## start

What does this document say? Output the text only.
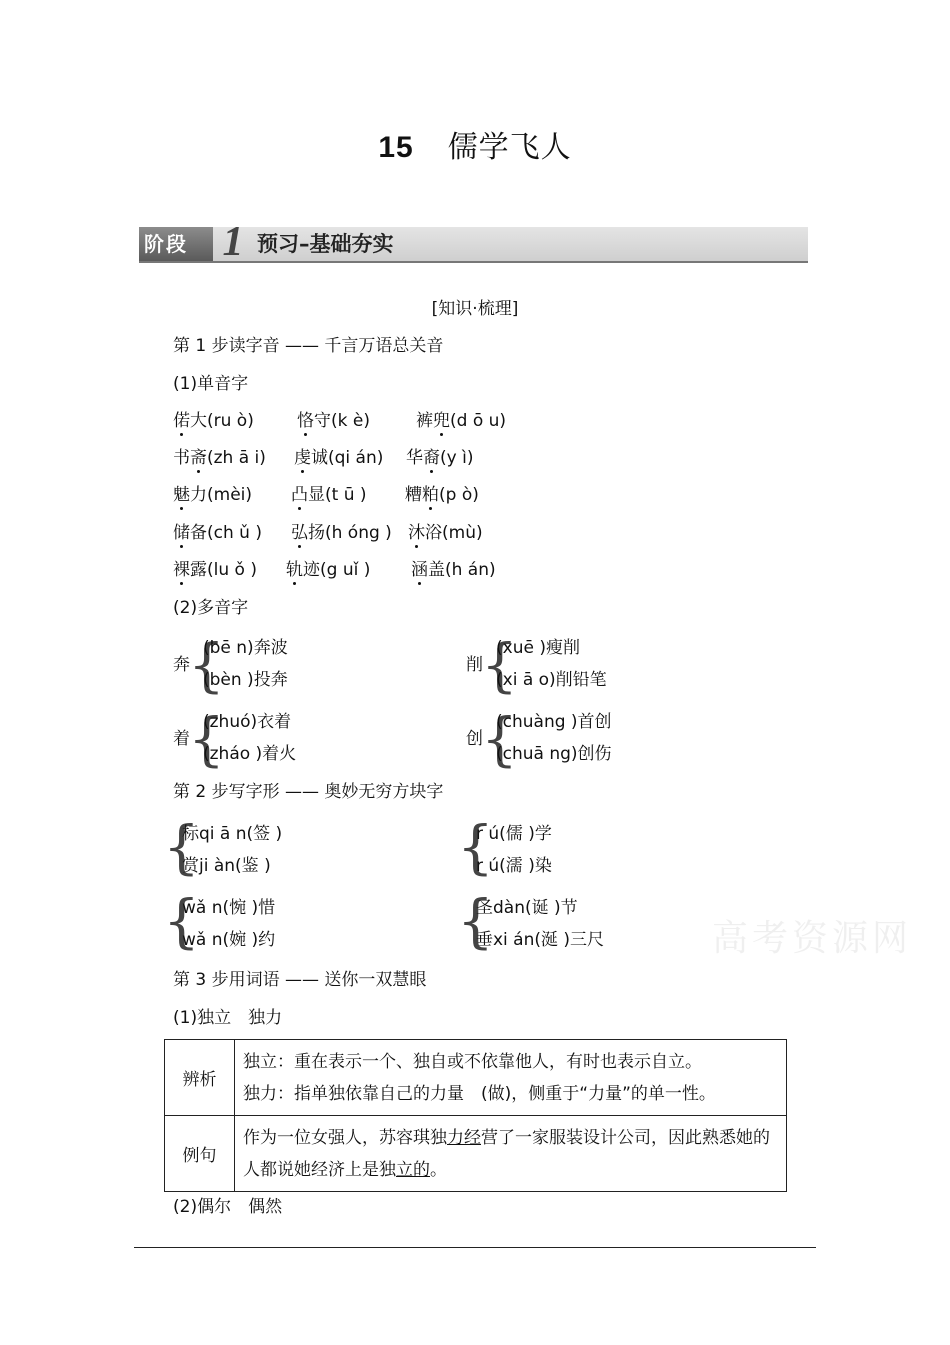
15 儒学飞人
阶段 1 预习–基础夯实
[知识·梳理]
第 1 步读字音 —— 千言万语总关音
(1)单音字
偌大(ru ò)	恪守(k è)	裤兜(d ō u)
书斋(zh ā i) 虔诚(qi án) 华裔(y ì)
魅力(mèi) 凸显(t ū ) 糟粕(p ò)
储备(ch ǔ ) 弘扬(h óng ) 沐浴(mù)
裸露(lu ǒ ) 轨迹(g uǐ ) 涵盖(h án)
(2)多音字
奔
{
(bē n)奔波
(bèn )投奔
削
{
(xuē )瘦削
(xi ā o)削铅笔
着
{
(zhuó)衣着
(zháo )着火
创
{
(chuàng )首创
(chuā ng)创伤
第 2 步写字形 —— 奥妙无穷方块字
{
标qi ā n(签 )
赏ji àn(鉴 )	{
r ú(儒 )学
r ú(濡 )染
{
wǎ n(惋 )惜
wǎ n(婉 )约	{
圣dàn(诞 )节
垂xi án(涎 )三尺	高考资源网
第 3 步用词语 —— 送你一双慧眼
(1)独立　独力
辨析	独立：重在表示一个、独自或不依靠他人，有时也表示自立。
独力：指单独依靠自己的力量　(做)，侧重于“力量”的单一性。

例句	作为一位女强人，苏容琪独力经营了一家服装设计公司，因此熟悉她的人都说她经济上是独立的。
(2)偶尔　偶然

## end

— THE REQUEST —
Copy all the entries word for word. Omit any pictures.

— RESULT —
What does this document say? Output the text only.
15 儒学飞人
阶段 1 预习–基础夯实
[知识·梳理]
第 1 步读字音 —— 千言万语总关音
(1)单音字
偌大(ru ò)	恪守(k è)	裤兜(d ō u)
书斋(zh ā i) 虔诚(qi án) 华裔(y ì)
魅力(mèi) 凸显(t ū ) 糟粕(p ò)
储备(ch ǔ ) 弘扬(h óng ) 沐浴(mù)
裸露(lu ǒ ) 轨迹(g uǐ ) 涵盖(h án)
(2)多音字
奔
{
(bē n)奔波
(bèn )投奔
削
{
(xuē )瘦削
(xi ā o)削铅笔
着
{
(zhuó)衣着
(zháo )着火
创
{
(chuàng )首创
(chuā ng)创伤
第 2 步写字形 —— 奥妙无穷方块字
{
标qi ā n(签 )
赏ji àn(鉴 )	{
r ú(儒 )学
r ú(濡 )染
{
wǎ n(惋 )惜
wǎ n(婉 )约	{
圣dàn(诞 )节
垂xi án(涎 )三尺	高考资源网
第 3 步用词语 —— 送你一双慧眼
(1)独立　独力
辨析	独立：重在表示一个、独自或不依靠他人，有时也表示自立。
独力：指单独依靠自己的力量　(做)，侧重于“力量”的单一性。

例句	作为一位女强人，苏容琪独力经营了一家服装设计公司，因此熟悉她的人都说她经济上是独立的。
(2)偶尔　偶然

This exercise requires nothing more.